> PROVIDED DATA
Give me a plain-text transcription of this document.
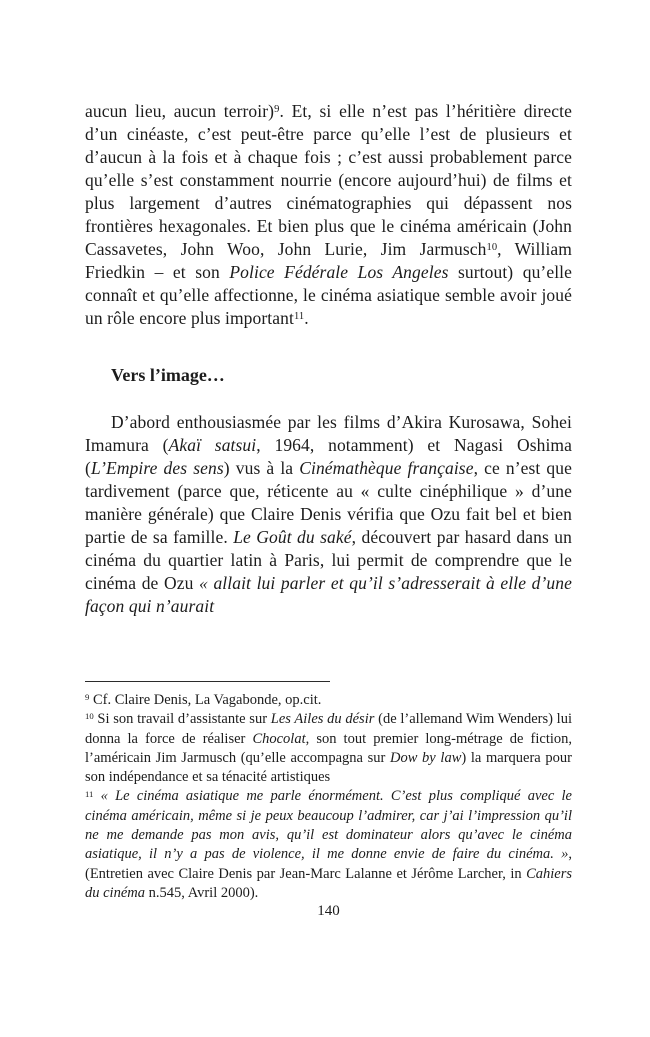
aucun lieu, aucun terroir)$^9$. Et, si elle n’est pas l’héritière directe d’un cinéaste, c’est peut-être parce qu’elle l’est de plusieurs et d’aucun à la fois et à chaque fois ; c’est aussi probablement parce qu’elle s’est constamment nourrie (encore aujourd’hui) de films et plus largement d’autres cinématographies qui dépassent nos frontières hexagonales. Et bien plus que le cinéma américain (John Cassavetes, John Woo, John Lurie, Jim Jarmusch$^{10}$, William Friedkin – et son Police Fédérale Los Angeles surtout) qu’elle connaît et qu’elle affectionne, le cinéma asiatique semble avoir joué un rôle encore plus important$^{11}$.

Vers l’image…

D’abord enthousiasmée par les films d’Akira Kurosawa, Sohei Imamura (Akaï satsui, 1964, notamment) et Nagasi Oshima (L’Empire des sens) vus à la Cinémathèque française, ce n’est que tardivement (parce que, réticente au « culte cinéphilique » d’une manière générale) que Claire Denis vérifia que Ozu fait bel et bien partie de sa famille. Le Goût du saké, découvert par hasard dans un cinéma du quartier latin à Paris, lui permit de comprendre que le cinéma de Ozu « allait lui parler et qu’il s’adresserait à elle d’une façon qui n’aurait

$^9$ Cf. Claire Denis, La Vagabonde, op.cit.

$^{10}$ Si son travail d’assistante sur Les Ailes du désir (de l’allemand Wim Wenders) lui donna la force de réaliser Chocolat, son tout premier long-métrage de fiction, l’américain Jim Jarmusch (qu’elle accompagna sur Dow by law) la marquera pour son indépendance et sa ténacité artistiques

$^{11}$ « Le cinéma asiatique me parle énormément. C’est plus compliqué avec le cinéma américain, même si je peux beaucoup l’admirer, car j’ai l’impression qu’il ne me demande pas mon avis, qu’il est dominateur alors qu’avec le cinéma asiatique, il n’y a pas de violence, il me donne envie de faire du cinéma. », (Entretien avec Claire Denis par Jean-Marc Lalanne et Jérôme Larcher, in Cahiers du cinéma n.545, Avril 2000).

140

> WHAT THE TASK REQUIRES
Make a verbatim copy of all the entries and strip out the pictures.

> ANSWER TO THIS PROBLEM
Give me a plain-text transcription of this document.
aucun lieu, aucun terroir)$^9$. Et, si elle n’est pas l’héritière directe d’un cinéaste, c’est peut-être parce qu’elle l’est de plusieurs et d’aucun à la fois et à chaque fois ; c’est aussi probablement parce qu’elle s’est constamment nourrie (encore aujourd’hui) de films et plus largement d’autres cinématographies qui dépassent nos frontières hexagonales. Et bien plus que le cinéma américain (John Cassavetes, John Woo, John Lurie, Jim Jarmusch$^{10}$, William Friedkin – et son Police Fédérale Los Angeles surtout) qu’elle connaît et qu’elle affectionne, le cinéma asiatique semble avoir joué un rôle encore plus important$^{11}$.

Vers l’image…

D’abord enthousiasmée par les films d’Akira Kurosawa, Sohei Imamura (Akaï satsui, 1964, notamment) et Nagasi Oshima (L’Empire des sens) vus à la Cinémathèque française, ce n’est que tardivement (parce que, réticente au « culte cinéphilique » d’une manière générale) que Claire Denis vérifia que Ozu fait bel et bien partie de sa famille. Le Goût du saké, découvert par hasard dans un cinéma du quartier latin à Paris, lui permit de comprendre que le cinéma de Ozu « allait lui parler et qu’il s’adresserait à elle d’une façon qui n’aurait

$^9$ Cf. Claire Denis, La Vagabonde, op.cit.

$^{10}$ Si son travail d’assistante sur Les Ailes du désir (de l’allemand Wim Wenders) lui donna la force de réaliser Chocolat, son tout premier long-métrage de fiction, l’américain Jim Jarmusch (qu’elle accompagna sur Dow by law) la marquera pour son indépendance et sa ténacité artistiques

$^{11}$ « Le cinéma asiatique me parle énormément. C’est plus compliqué avec le cinéma américain, même si je peux beaucoup l’admirer, car j’ai l’impression qu’il ne me demande pas mon avis, qu’il est dominateur alors qu’avec le cinéma asiatique, il n’y a pas de violence, il me donne envie de faire du cinéma. », (Entretien avec Claire Denis par Jean-Marc Lalanne et Jérôme Larcher, in Cahiers du cinéma n.545, Avril 2000).

140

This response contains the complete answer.